Task prompt » Report how many lines in the items below contain the string "body", treating uppercase and lowercase as different. Give only the number.

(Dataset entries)
— begin —
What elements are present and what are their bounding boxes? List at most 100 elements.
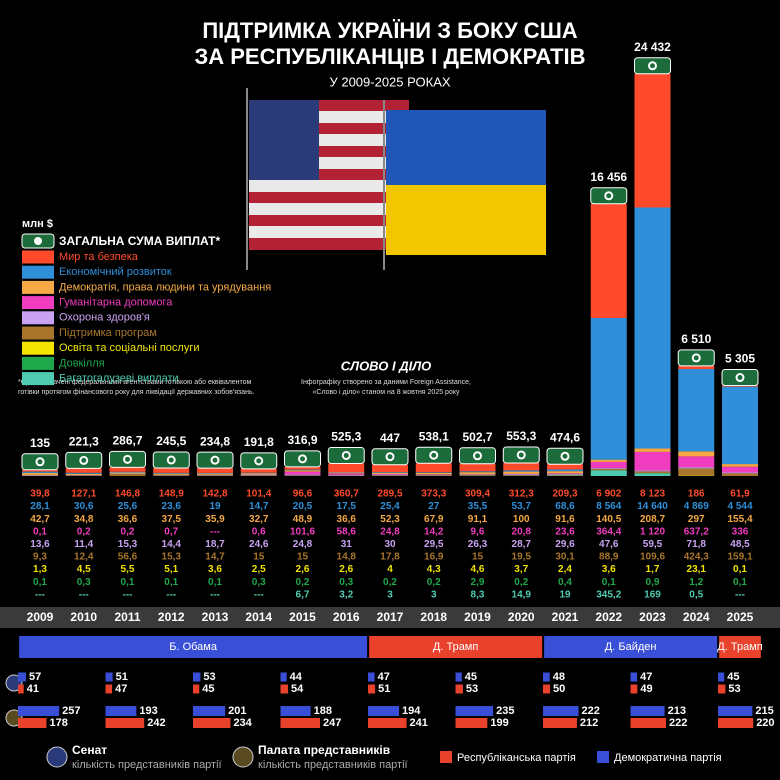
x-tick-label: 2013 <box>202 610 229 624</box>
x-tick-label: 2015 <box>289 610 316 624</box>
bar-segment <box>547 473 583 474</box>
senate-dem-bar <box>105 672 113 682</box>
bar-segment <box>284 469 321 471</box>
value-label: 15 <box>253 552 265 563</box>
value-label: 59,5 <box>643 539 663 550</box>
senate-dem-bar <box>718 672 725 682</box>
bar-total-label: 16 456 <box>590 170 627 184</box>
bar-segment <box>22 474 58 476</box>
senate-rep-bar <box>630 684 638 694</box>
dollar-icon <box>606 193 612 199</box>
value-label: 345,2 <box>596 589 621 600</box>
legend-label: Демократія, права людини та урядування <box>59 281 271 293</box>
bar-segment <box>503 471 540 474</box>
bar-segment <box>284 466 321 470</box>
bar-total-label: 553,3 <box>506 429 536 443</box>
x-tick-label: 2024 <box>683 610 710 624</box>
value-label: 155,4 <box>727 514 752 525</box>
legend-label: Охорона здоров'я <box>59 312 150 324</box>
legend-total: ЗАГАЛЬНА СУМА ВИПЛАТ* <box>59 234 220 248</box>
bar-segment <box>240 475 277 476</box>
senate-dem-bar <box>280 672 287 682</box>
value-label: 58,6 <box>337 526 357 537</box>
bar-total-label: 286,7 <box>112 433 142 447</box>
senate-rep-bar <box>718 684 726 694</box>
dollar-icon <box>37 459 43 465</box>
value-label: 96,6 <box>293 489 313 500</box>
value-label: 27 <box>428 501 440 512</box>
house-rep-bar <box>718 718 754 728</box>
value-label: 36,6 <box>337 514 357 525</box>
footnote: *Суми, сплачені федеральними агентствами… <box>18 378 252 386</box>
value-label: 3,2 <box>339 589 353 600</box>
dollar-icon <box>168 457 174 463</box>
value-label: 3 <box>431 589 437 600</box>
bar-segment <box>240 468 277 473</box>
value-label: 312,3 <box>509 489 534 500</box>
value-label: 9,6 <box>471 526 485 537</box>
house-dem-bar <box>368 706 400 716</box>
senate-dem-count: 53 <box>203 671 215 683</box>
senate-rep-bar <box>368 684 376 694</box>
value-label: 25,6 <box>118 501 138 512</box>
value-label: 2,6 <box>339 564 353 575</box>
bar-segment <box>590 467 627 469</box>
legend-swatch <box>22 311 54 325</box>
legend-label: Освіта та соціальні послуги <box>59 342 200 354</box>
source: «Слово і діло» станом на 8 жовтня 2025 р… <box>313 388 460 396</box>
bar-segment <box>197 472 233 474</box>
value-label: 1,7 <box>646 564 660 575</box>
bar-total-label: 191,8 <box>244 435 274 449</box>
bar-segment <box>240 472 277 474</box>
bar-segment <box>722 386 758 465</box>
value-label: 101,6 <box>290 526 315 537</box>
senate-rep-bar <box>193 684 200 694</box>
senate-dem-count: 48 <box>553 671 565 683</box>
bar-segment <box>328 472 365 474</box>
value-label: 12,4 <box>74 552 94 563</box>
value-label: 146,8 <box>115 489 140 500</box>
senate-rep-count: 49 <box>640 683 652 695</box>
bar-segment <box>547 464 583 470</box>
bar-segment <box>547 474 583 476</box>
year-band <box>0 607 780 628</box>
legend-swatch <box>22 250 54 264</box>
value-label: 53,7 <box>512 501 532 512</box>
house-rep-bar <box>368 718 407 728</box>
bar-segment <box>328 474 365 476</box>
value-label: 5,1 <box>164 564 178 575</box>
senate-rep-bar <box>543 684 550 694</box>
x-tick-label: 2010 <box>70 610 97 624</box>
house-rep-count: 178 <box>49 717 67 729</box>
bar-segment <box>503 470 540 472</box>
legend-label: Багатогалузеві виплати <box>59 373 179 385</box>
senate-dem-bar <box>543 672 550 682</box>
bar-segment <box>284 474 321 476</box>
legend-label: Гуманітарна допомога <box>59 297 173 309</box>
senate-rep-count: 47 <box>115 683 127 695</box>
value-label: 4,3 <box>427 564 441 575</box>
legend-swatch <box>22 341 54 355</box>
bar-segment <box>372 474 408 476</box>
value-label: 29,6 <box>555 539 575 550</box>
house-dem-count: 188 <box>314 705 332 717</box>
value-label: 2,6 <box>296 564 310 575</box>
house-dem-bar <box>455 706 494 716</box>
value-label: 0,2 <box>77 526 91 537</box>
legend-swatch <box>22 296 54 310</box>
bar-segment <box>65 473 102 476</box>
senate-rep-count: 51 <box>378 683 390 695</box>
value-label: 0,1 <box>121 577 135 588</box>
house-rep-count: 222 <box>669 717 687 729</box>
bar-segment <box>722 385 758 387</box>
bar-segment <box>153 472 190 474</box>
house-rep-bar <box>630 718 667 728</box>
house-dem-count: 257 <box>62 705 80 717</box>
value-label: 28,7 <box>512 539 532 550</box>
house-sublabel: кількість представників партії <box>258 759 408 771</box>
dollar-icon <box>518 452 524 458</box>
value-label: 6 902 <box>596 489 621 500</box>
value-label: 159,1 <box>727 552 752 563</box>
bar-total-label: 316,9 <box>287 433 317 447</box>
bar-segment <box>590 459 627 462</box>
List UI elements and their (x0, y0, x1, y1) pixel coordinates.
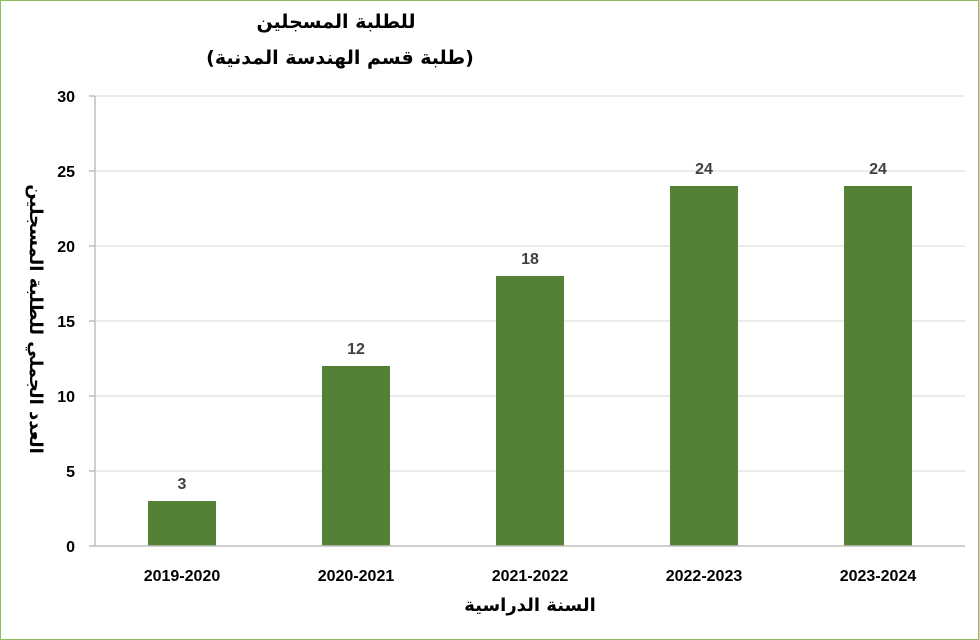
x-tick-label: 2019-2020 (144, 568, 221, 585)
chart-title: للطلبة المسجلين (256, 11, 415, 33)
y-tick-label: 20 (57, 239, 75, 256)
y-axis-title: العدد الجملي للطلبة المسجلين (25, 184, 46, 453)
bar (148, 501, 216, 546)
bar (322, 366, 390, 546)
y-tick-label: 15 (57, 314, 75, 331)
data-labels: 3 12 18 24 24 (178, 161, 887, 493)
x-tick-label: 2023-2024 (840, 568, 917, 585)
y-tick-label: 5 (66, 464, 75, 481)
chart-subtitle: (طلبة قسم الهندسة المدنية) (206, 47, 474, 69)
y-tick-label: 25 (57, 164, 75, 181)
x-axis-categories: 2019-2020 2020-2021 2021-2022 2022-2023 2023… (144, 568, 917, 585)
data-label: 3 (178, 476, 187, 493)
data-label: 18 (521, 251, 539, 268)
x-tick-label: 2020-2021 (318, 568, 395, 585)
data-label: 12 (347, 341, 365, 358)
y-tick-label: 10 (57, 389, 75, 406)
x-axis-title: السنة الدراسية (464, 595, 596, 616)
x-tick-label: 2021-2022 (492, 568, 569, 585)
y-tick-label: 0 (66, 539, 75, 556)
data-label: 24 (695, 161, 713, 178)
data-label: 24 (869, 161, 887, 178)
x-tick-label: 2022-2023 (666, 568, 743, 585)
bars (148, 186, 912, 546)
bar (670, 186, 738, 546)
bar (844, 186, 912, 546)
gridlines (95, 95, 965, 472)
bar (496, 276, 564, 546)
y-axis-ticks: 0 5 10 15 20 25 30 (57, 89, 95, 556)
y-tick-label: 30 (57, 89, 75, 106)
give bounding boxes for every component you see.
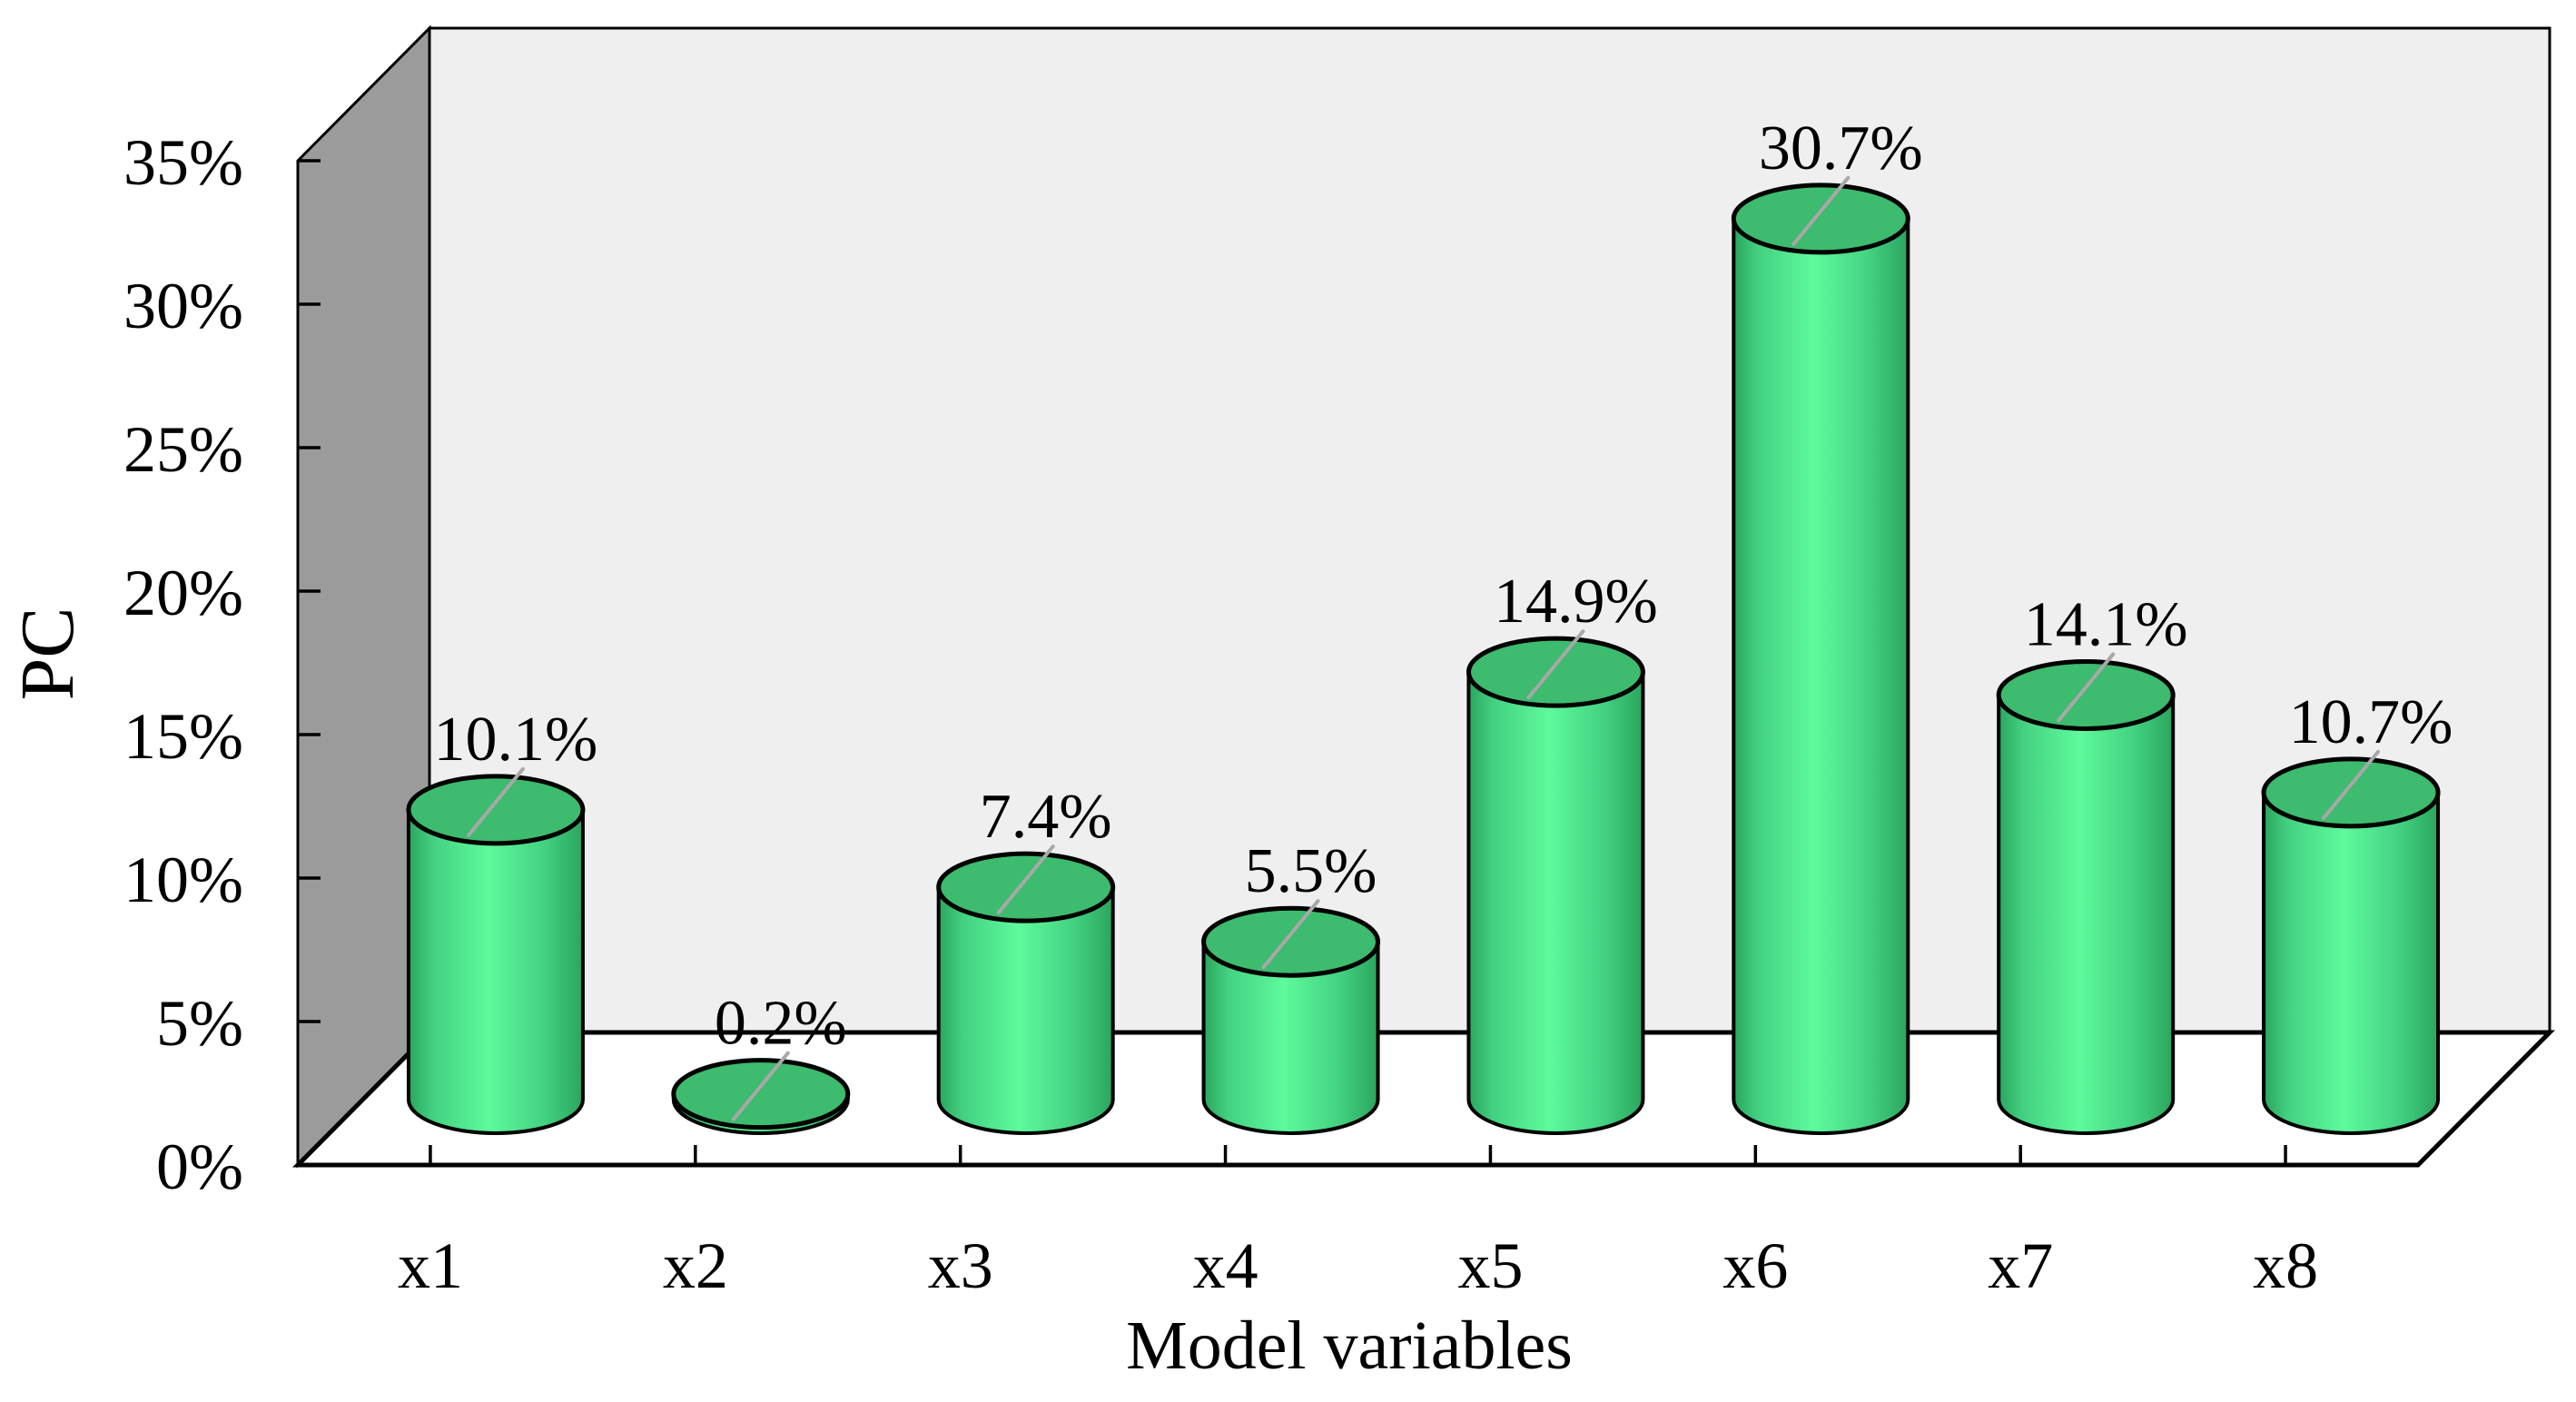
cylinder-top [1731, 183, 1910, 255]
cylinder-top [936, 851, 1116, 923]
x-category-label: x3 [928, 1229, 993, 1302]
y-tick-label: 25% [123, 413, 243, 486]
bar-x2 [671, 1058, 851, 1135]
x-category-label: x1 [398, 1229, 463, 1302]
x-category-label: x8 [2253, 1229, 2318, 1302]
bar-x3 [936, 851, 1116, 1135]
x-category-label: x6 [1722, 1229, 1788, 1302]
y-tick-label: 5% [156, 987, 243, 1060]
x-axis-title: Model variables [1126, 1308, 1573, 1384]
leader-line [1791, 175, 1851, 246]
cylinder-body [1466, 672, 1645, 1135]
bars-layer [406, 183, 2441, 1135]
axes-layer: 0% 5% 10% 15% 20% 25% 30% 35% x1 x2 x3 x4 x5 x6 x7 x8 [123, 126, 2318, 1302]
leader-line [466, 766, 525, 837]
leader-line [996, 844, 1055, 915]
y-tick-label: 0% [156, 1130, 243, 1203]
cylinder-body [2262, 792, 2441, 1135]
x-category-label: x7 [1988, 1229, 2053, 1302]
leader-line [1261, 899, 1320, 970]
bar-x6 [1731, 183, 1910, 1135]
data-label: 7.4% [980, 782, 1112, 852]
cylinder-top [406, 774, 586, 846]
y-tick-label: 20% [123, 557, 243, 629]
cylinder-body [1732, 218, 1910, 1135]
leader-line [731, 1051, 790, 1121]
bar-x8 [2261, 756, 2441, 1135]
cylinder-top [671, 1058, 851, 1130]
cylinder-top [2261, 756, 2441, 829]
data-label: 10.7% [2289, 687, 2453, 757]
data-label: 14.1% [2024, 589, 2188, 659]
x-category-label: x4 [1193, 1229, 1258, 1302]
data-label: 0.2% [715, 989, 847, 1059]
data-label: 30.7% [1759, 114, 1923, 183]
cylinder-body [406, 809, 585, 1135]
leader-line [1526, 629, 1585, 700]
data-labels-layer: 10.1% 0.2% 7.4% 5.5% 14.9% 30.7% 14.1% 10.7% [434, 114, 2453, 1121]
bar-x1 [406, 774, 586, 1135]
y-tick-label: 35% [123, 126, 243, 199]
leader-line [2322, 749, 2381, 820]
floor [291, 1030, 2556, 1168]
y-tick-label: 30% [123, 270, 243, 342]
data-label: 5.5% [1245, 836, 1377, 906]
data-label: 10.1% [434, 705, 598, 775]
x-category-label: x2 [663, 1229, 728, 1302]
cylinder-top [1996, 658, 2176, 731]
y-tick-label: 10% [123, 844, 243, 916]
plot-box [291, 25, 2556, 1169]
bar-x7 [1996, 658, 2176, 1135]
bar-x5 [1466, 636, 1645, 1135]
leader-line [2057, 652, 2116, 723]
y-tick-label: 15% [123, 700, 243, 773]
cylinder-top [1466, 636, 1645, 708]
cylinder-top [1201, 905, 1381, 978]
x-category-label: x5 [1457, 1229, 1523, 1302]
data-label: 14.9% [1494, 567, 1658, 637]
bar-x4 [1201, 905, 1381, 1135]
y-axis-title: PC [5, 607, 90, 701]
cylinder-body [936, 887, 1115, 1135]
cylinder-body [1997, 695, 2176, 1135]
— end —
Exercise response » 6